* begin Dataset rows *

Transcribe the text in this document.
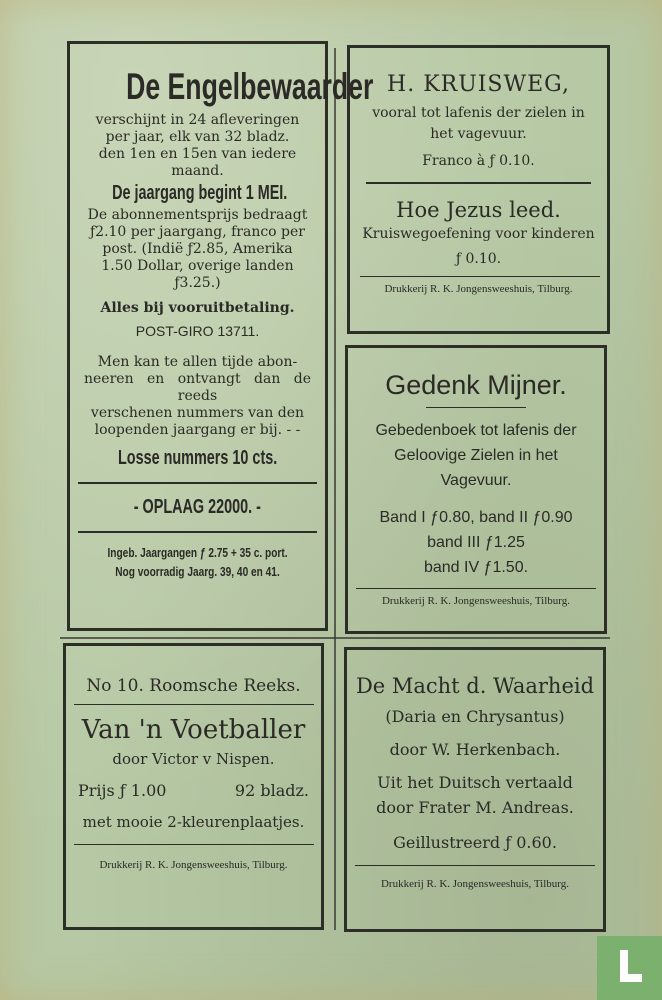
De Engelbewaarder

verschijnt in 24 afleveringen

per jaar, elk van 32 bladz.

den 1en en 15en van iedere maand.

De jaargang begint 1 MEI.

De abonnementsprijs bedraagt

ƒ2.10 per jaargang, franco per

post. (Indië ƒ2.85, Amerika

1.50 Dollar, overige landen

ƒ3.25.)

Alles bij vooruitbetaling.

POST-GIRO 13711.

Men kan te allen tijde abon-

neeren en ontvangt dan de reeds

verschenen nummers van den

loopenden jaargang er bij. - -

Losse nummers 10 cts.
- OPLAAG 22000. -
Ingeb. Jaargangen ƒ 2.75 + 35 c. port.
Nog voorradig Jaarg. 39, 40 en 41.
H. KRUISWEG,

vooral tot lafenis der zielen in

het vagevuur.

Franco à ƒ 0.10.

Hoe Jezus leed.

Kruiswegoefening voor kinderen

ƒ 0.10.

Drukkerij R. K. Jongensweeshuis, Tilburg.
Gedenk Mijner.

Gebedenboek tot lafenis der

Geloovige Zielen in het

Vagevuur.

Band I ƒ0.80, band II ƒ0.90

band III ƒ1.25

band IV ƒ1.50.

Drukkerij R. K. Jongensweeshuis, Tilburg.
No 10. Roomsche Reeks.
Van 'n Voetballer

door Victor v Nispen.

Prijs ƒ 1.00	92 bladz.

met mooie 2-kleurenplaatjes.

Drukkerij R. K. Jongensweeshuis, Tilburg.
De Macht d. Waarheid

(Daria en Chrysantus)

door W. Herkenbach.

Uit het Duitsch vertaald

door Frater M. Andreas.

Geillustreerd ƒ 0.60.

Drukkerij R. K. Jongensweeshuis, Tilburg.
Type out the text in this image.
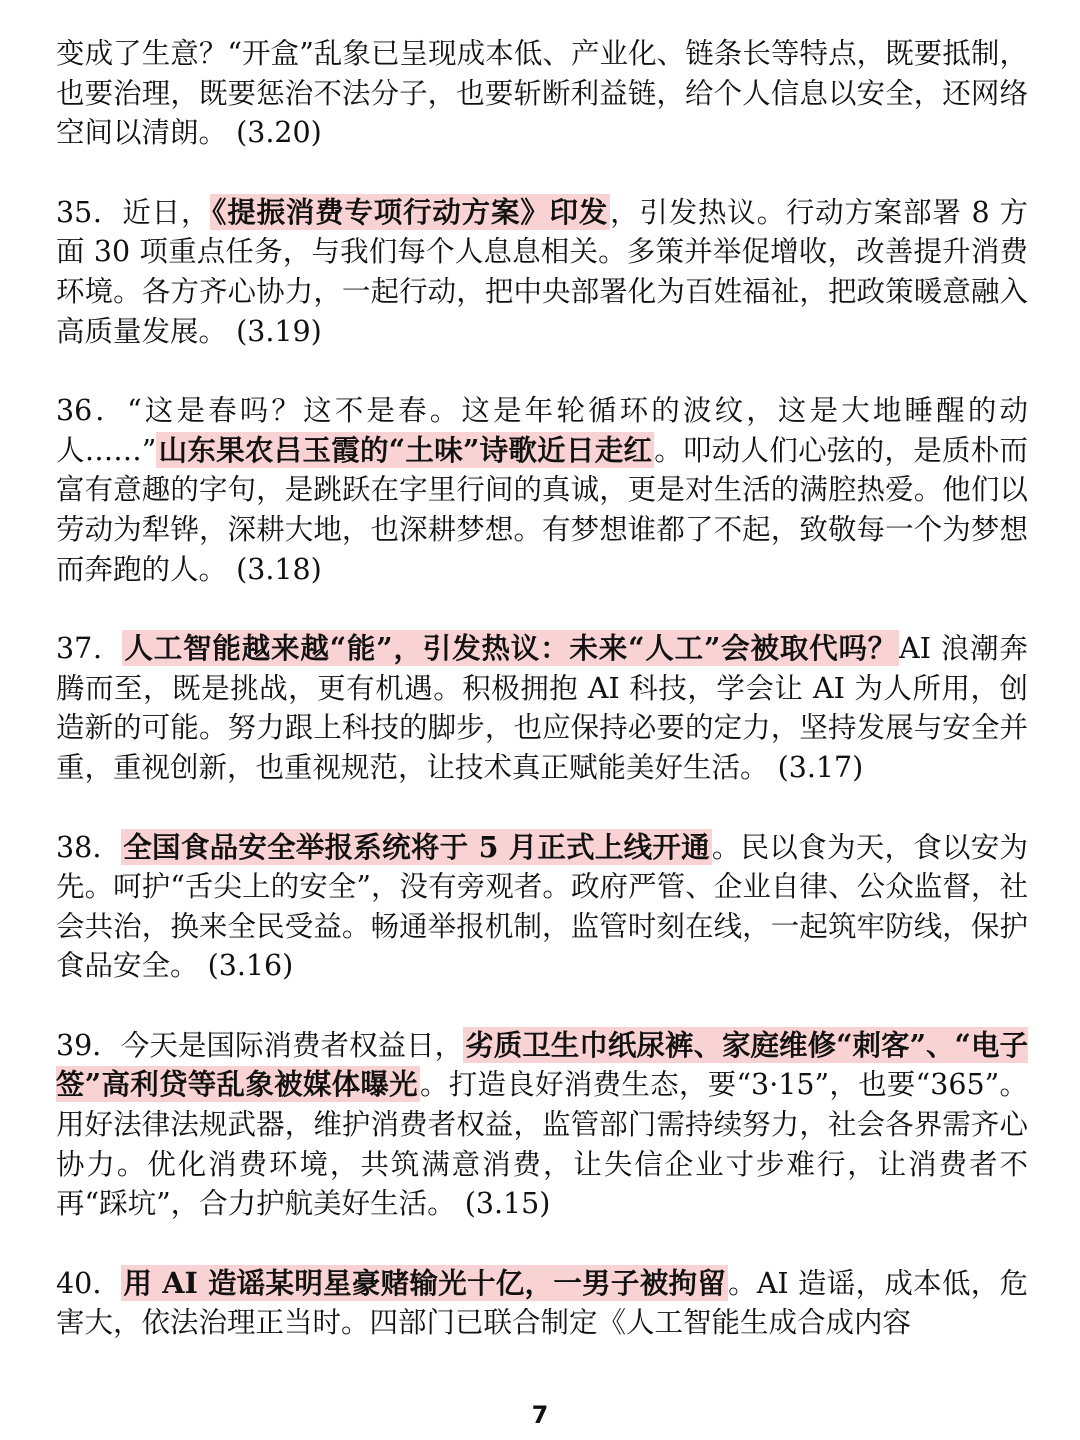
变成了生意？“开盒”乱象已呈现成本低、产业化、链条长等特点，既要抵制，也要治理，既要惩治不法分子，也要斩断利益链，给个人信息以安全，还网络空间以清朗。 (3.20)

35．近日，《提振消费专项行动方案》印发，引发热议。行动方案部署 8 方面 30 项重点任务，与我们每个人息息相关。多策并举促增收，改善提升消费环境。各方齐心协力，一起行动，把中央部署化为百姓福祉，把政策暖意融入高质量发展。 (3.19)

36．“这是春吗？这不是春。这是年轮循环的波纹，这是大地睡醒的动人……”山东果农吕玉霞的“土味”诗歌近日走红。叩动人们心弦的，是质朴而富有意趣的字句，是跳跃在字里行间的真诚，更是对生活的满腔热爱。他们以劳动为犁铧，深耕大地，也深耕梦想。有梦想谁都了不起，致敬每一个为梦想而奔跑的人。 (3.18)

37．人工智能越来越“能”，引发热议：未来“人工”会被取代吗？AI 浪潮奔腾而至，既是挑战，更有机遇。积极拥抱 AI 科技，学会让 AI 为人所用，创造新的可能。努力跟上科技的脚步，也应保持必要的定力，坚持发展与安全并重，重视创新，也重视规范，让技术真正赋能美好生活。 (3.17)

38．全国食品安全举报系统将于 5 月正式上线开通。民以食为天，食以安为先。呵护“舌尖上的安全”，没有旁观者。政府严管、企业自律、公众监督，社会共治，换来全民受益。畅通举报机制，监管时刻在线，一起筑牢防线，保护食品安全。 (3.16)

39．今天是国际消费者权益日，劣质卫生巾纸尿裤、家庭维修“刺客”、“电子签”高利贷等乱象被媒体曝光。打造良好消费生态，要“3·15”，也要“365”。用好法律法规武器，维护消费者权益，监管部门需持续努力，社会各界需齐心协力。优化消费环境，共筑满意消费，让失信企业寸步难行，让消费者不再“踩坑”，合力护航美好生活。 (3.15)

40．用 AI 造谣某明星豪赌输光十亿，一男子被拘留。AI 造谣，成本低，危害大，依法治理正当时。四部门已联合制定《人工智能生成合成内容

7
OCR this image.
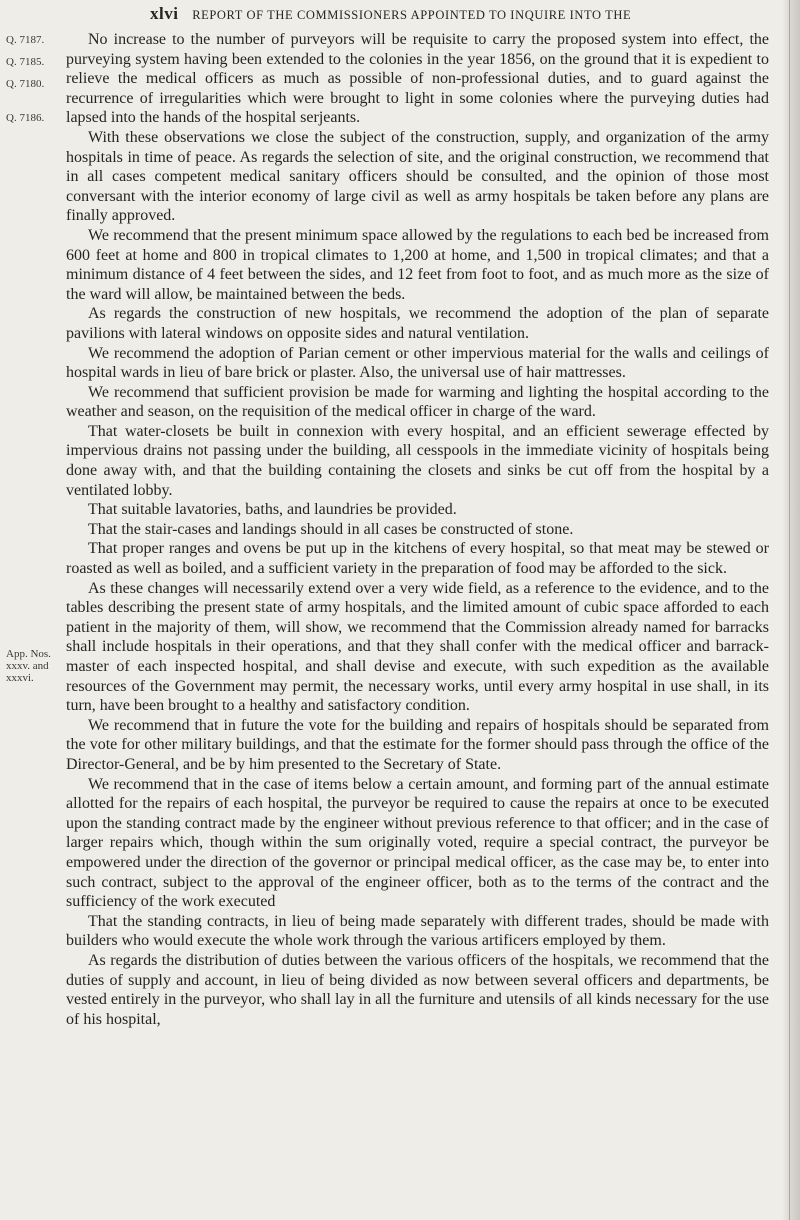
xlvi REPORT OF THE COMMISSIONERS APPOINTED TO INQUIRE INTO THE
Q. 7187.
Q. 7185.
Q. 7180.
Q. 7186.
App. Nos.
xxxv. and
xxxvi.

No increase to the number of purveyors will be requisite to carry the proposed system into effect, the purveying system having been extended to the colonies in the year 1856, on the ground that it is expedient to relieve the medical officers as much as possible of non-professional duties, and to guard against the recurrence of irregularities which were brought to light in some colonies where the purveying duties had lapsed into the hands of the hospital serjeants.

With these observations we close the subject of the construction, supply, and organization of the army hospitals in time of peace. As regards the selection of site, and the original construction, we recommend that in all cases competent medical sanitary officers should be consulted, and the opinion of those most conversant with the interior economy of large civil as well as army hospitals be taken before any plans are finally approved.

We recommend that the present minimum space allowed by the regulations to each bed be increased from 600 feet at home and 800 in tropical climates to 1,200 at home, and 1,500 in tropical climates; and that a minimum distance of 4 feet between the sides, and 12 feet from foot to foot, and as much more as the size of the ward will allow, be maintained between the beds.

As regards the construction of new hospitals, we recommend the adoption of the plan of separate pavilions with lateral windows on opposite sides and natural ventilation.

We recommend the adoption of Parian cement or other impervious material for the walls and ceilings of hospital wards in lieu of bare brick or plaster. Also, the universal use of hair mattresses.

We recommend that sufficient provision be made for warming and lighting the hospital according to the weather and season, on the requisition of the medical officer in charge of the ward.

That water-closets be built in connexion with every hospital, and an efficient sewerage effected by impervious drains not passing under the building, all cesspools in the immediate vicinity of hospitals being done away with, and that the building containing the closets and sinks be cut off from the hospital by a ventilated lobby.

That suitable lavatories, baths, and laundries be provided.

That the stair-cases and landings should in all cases be constructed of stone.

That proper ranges and ovens be put up in the kitchens of every hospital, so that meat may be stewed or roasted as well as boiled, and a sufficient variety in the preparation of food may be afforded to the sick.

As these changes will necessarily extend over a very wide field, as a reference to the evidence, and to the tables describing the present state of army hospitals, and the limited amount of cubic space afforded to each patient in the majority of them, will show, we recommend that the Commission already named for barracks shall include hospitals in their operations, and that they shall confer with the medical officer and barrack-master of each inspected hospital, and shall devise and execute, with such expedition as the available resources of the Government may permit, the necessary works, until every army hospital in use shall, in its turn, have been brought to a healthy and satisfactory condition.

We recommend that in future the vote for the building and repairs of hospitals should be separated from the vote for other military buildings, and that the estimate for the former should pass through the office of the Director-General, and be by him presented to the Secretary of State.

We recommend that in the case of items below a certain amount, and forming part of the annual estimate allotted for the repairs of each hospital, the purveyor be required to cause the repairs at once to be executed upon the standing contract made by the engineer without previous reference to that officer; and in the case of larger repairs which, though within the sum originally voted, require a special contract, the purveyor be empowered under the direction of the governor or principal medical officer, as the case may be, to enter into such contract, subject to the approval of the engineer officer, both as to the terms of the contract and the sufficiency of the work executed

That the standing contracts, in lieu of being made separately with different trades, should be made with builders who would execute the whole work through the various artificers employed by them.

As regards the distribution of duties between the various officers of the hospitals, we recommend that the duties of supply and account, in lieu of being divided as now between several officers and departments, be vested entirely in the purveyor, who shall lay in all the furniture and utensils of all kinds necessary for the use of his hospital,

* end Dataset rows *

**Brief**
Repeat the records above verbatim, with no pictures in the result.

**Result of this exercise**
Transcribe the text in this document.
De Engelbewaarder

verschijnt in 24 afleveringen

per jaar, elk van 32 bladz.

den 1en en 15en van iedere maand.

De jaargang begint 1 MEI.

De abonnementsprijs bedraagt

ƒ2.10 per jaargang, franco per

post. (Indië ƒ2.85, Amerika

1.50 Dollar, overige landen

ƒ3.25.)

Alles bij vooruitbetaling.

POST-GIRO 13711.

Men kan te allen tijde abon-

neeren en ontvangt dan de reeds

verschenen nummers van den

loopenden jaargang er bij. - -

Losse nummers 10 cts.
- OPLAAG 22000. -
Ingeb. Jaargangen ƒ 2.75 + 35 c. port.
Nog voorradig Jaarg. 39, 40 en 41.
H. KRUISWEG,

vooral tot lafenis der zielen in

het vagevuur.

Franco à ƒ 0.10.

Hoe Jezus leed.

Kruiswegoefening voor kinderen

ƒ 0.10.

Drukkerij R. K. Jongensweeshuis, Tilburg.
Gedenk Mijner.

Gebedenboek tot lafenis der

Geloovige Zielen in het

Vagevuur.

Band I ƒ0.80, band II ƒ0.90

band III ƒ1.25

band IV ƒ1.50.

Drukkerij R. K. Jongensweeshuis, Tilburg.
No 10. Roomsche Reeks.
Van 'n Voetballer

door Victor v Nispen.

Prijs ƒ 1.00	92 bladz.

met mooie 2-kleurenplaatjes.

Drukkerij R. K. Jongensweeshuis, Tilburg.
De Macht d. Waarheid

(Daria en Chrysantus)

door W. Herkenbach.

Uit het Duitsch vertaald

door Frater M. Andreas.

Geillustreerd ƒ 0.60.

Drukkerij R. K. Jongensweeshuis, Tilburg.
Type out the text in this image.
变成了生意？“开盒”乱象已呈现成本低、产业化、链条长等特点，既要抵制，也要治理，既要惩治不法分子，也要斩断利益链，给个人信息以安全，还网络空间以清朗。 (3.20)

35．近日，《提振消费专项行动方案》印发，引发热议。行动方案部署 8 方面 30 项重点任务，与我们每个人息息相关。多策并举促增收，改善提升消费环境。各方齐心协力，一起行动，把中央部署化为百姓福祉，把政策暖意融入高质量发展。 (3.19)

36．“这是春吗？这不是春。这是年轮循环的波纹，这是大地睡醒的动人……”山东果农吕玉霞的“土味”诗歌近日走红。叩动人们心弦的，是质朴而富有意趣的字句，是跳跃在字里行间的真诚，更是对生活的满腔热爱。他们以劳动为犁铧，深耕大地，也深耕梦想。有梦想谁都了不起，致敬每一个为梦想而奔跑的人。 (3.18)

37．人工智能越来越“能”，引发热议：未来“人工”会被取代吗？AI 浪潮奔腾而至，既是挑战，更有机遇。积极拥抱 AI 科技，学会让 AI 为人所用，创造新的可能。努力跟上科技的脚步，也应保持必要的定力，坚持发展与安全并重，重视创新，也重视规范，让技术真正赋能美好生活。 (3.17)

38．全国食品安全举报系统将于 5 月正式上线开通。民以食为天，食以安为先。呵护“舌尖上的安全”，没有旁观者。政府严管、企业自律、公众监督，社会共治，换来全民受益。畅通举报机制，监管时刻在线，一起筑牢防线，保护食品安全。 (3.16)

39．今天是国际消费者权益日，劣质卫生巾纸尿裤、家庭维修“刺客”、“电子签”高利贷等乱象被媒体曝光。打造良好消费生态，要“3·15”，也要“365”。用好法律法规武器，维护消费者权益，监管部门需持续努力，社会各界需齐心协力。优化消费环境，共筑满意消费，让失信企业寸步难行，让消费者不再“踩坑”，合力护航美好生活。 (3.15)

40．用 AI 造谣某明星豪赌输光十亿，一男子被拘留。AI 造谣，成本低，危害大，依法治理正当时。四部门已联合制定《人工智能生成合成内容

7
OCR this image.
xlvi REPORT OF THE COMMISSIONERS APPOINTED TO INQUIRE INTO THE
Q. 7187.
Q. 7185.
Q. 7180.
Q. 7186.
App. Nos.
xxxv. and
xxxvi.

No increase to the number of purveyors will be requisite to carry the proposed system into effect, the purveying system having been extended to the colonies in the year 1856, on the ground that it is expedient to relieve the medical officers as much as possible of non-professional duties, and to guard against the recurrence of irregularities which were brought to light in some colonies where the purveying duties had lapsed into the hands of the hospital serjeants.

With these observations we close the subject of the construction, supply, and organization of the army hospitals in time of peace. As regards the selection of site, and the original construction, we recommend that in all cases competent medical sanitary officers should be consulted, and the opinion of those most conversant with the interior economy of large civil as well as army hospitals be taken before any plans are finally approved.

We recommend that the present minimum space allowed by the regulations to each bed be increased from 600 feet at home and 800 in tropical climates to 1,200 at home, and 1,500 in tropical climates; and that a minimum distance of 4 feet between the sides, and 12 feet from foot to foot, and as much more as the size of the ward will allow, be maintained between the beds.

As regards the construction of new hospitals, we recommend the adoption of the plan of separate pavilions with lateral windows on opposite sides and natural ventilation.

We recommend the adoption of Parian cement or other impervious material for the walls and ceilings of hospital wards in lieu of bare brick or plaster. Also, the universal use of hair mattresses.

We recommend that sufficient provision be made for warming and lighting the hospital according to the weather and season, on the requisition of the medical officer in charge of the ward.

That water-closets be built in connexion with every hospital, and an efficient sewerage effected by impervious drains not passing under the building, all cesspools in the immediate vicinity of hospitals being done away with, and that the building containing the closets and sinks be cut off from the hospital by a ventilated lobby.

That suitable lavatories, baths, and laundries be provided.

That the stair-cases and landings should in all cases be constructed of stone.

That proper ranges and ovens be put up in the kitchens of every hospital, so that meat may be stewed or roasted as well as boiled, and a sufficient variety in the preparation of food may be afforded to the sick.

As these changes will necessarily extend over a very wide field, as a reference to the evidence, and to the tables describing the present state of army hospitals, and the limited amount of cubic space afforded to each patient in the majority of them, will show, we recommend that the Commission already named for barracks shall include hospitals in their operations, and that they shall confer with the medical officer and barrack-master of each inspected hospital, and shall devise and execute, with such expedition as the available resources of the Government may permit, the necessary works, until every army hospital in use shall, in its turn, have been brought to a healthy and satisfactory condition.

We recommend that in future the vote for the building and repairs of hospitals should be separated from the vote for other military buildings, and that the estimate for the former should pass through the office of the Director-General, and be by him presented to the Secretary of State.

We recommend that in the case of items below a certain amount, and forming part of the annual estimate allotted for the repairs of each hospital, the purveyor be required to cause the repairs at once to be executed upon the standing contract made by the engineer without previous reference to that officer; and in the case of larger repairs which, though within the sum originally voted, require a special contract, the purveyor be empowered under the direction of the governor or principal medical officer, as the case may be, to enter into such contract, subject to the approval of the engineer officer, both as to the terms of the contract and the sufficiency of the work executed

That the standing contracts, in lieu of being made separately with different trades, should be made with builders who would execute the whole work through the various artificers employed by them.

As regards the distribution of duties between the various officers of the hospitals, we recommend that the duties of supply and account, in lieu of being divided as now between several officers and departments, be vested entirely in the purveyor, who shall lay in all the furniture and utensils of all kinds necessary for the use of his hospital,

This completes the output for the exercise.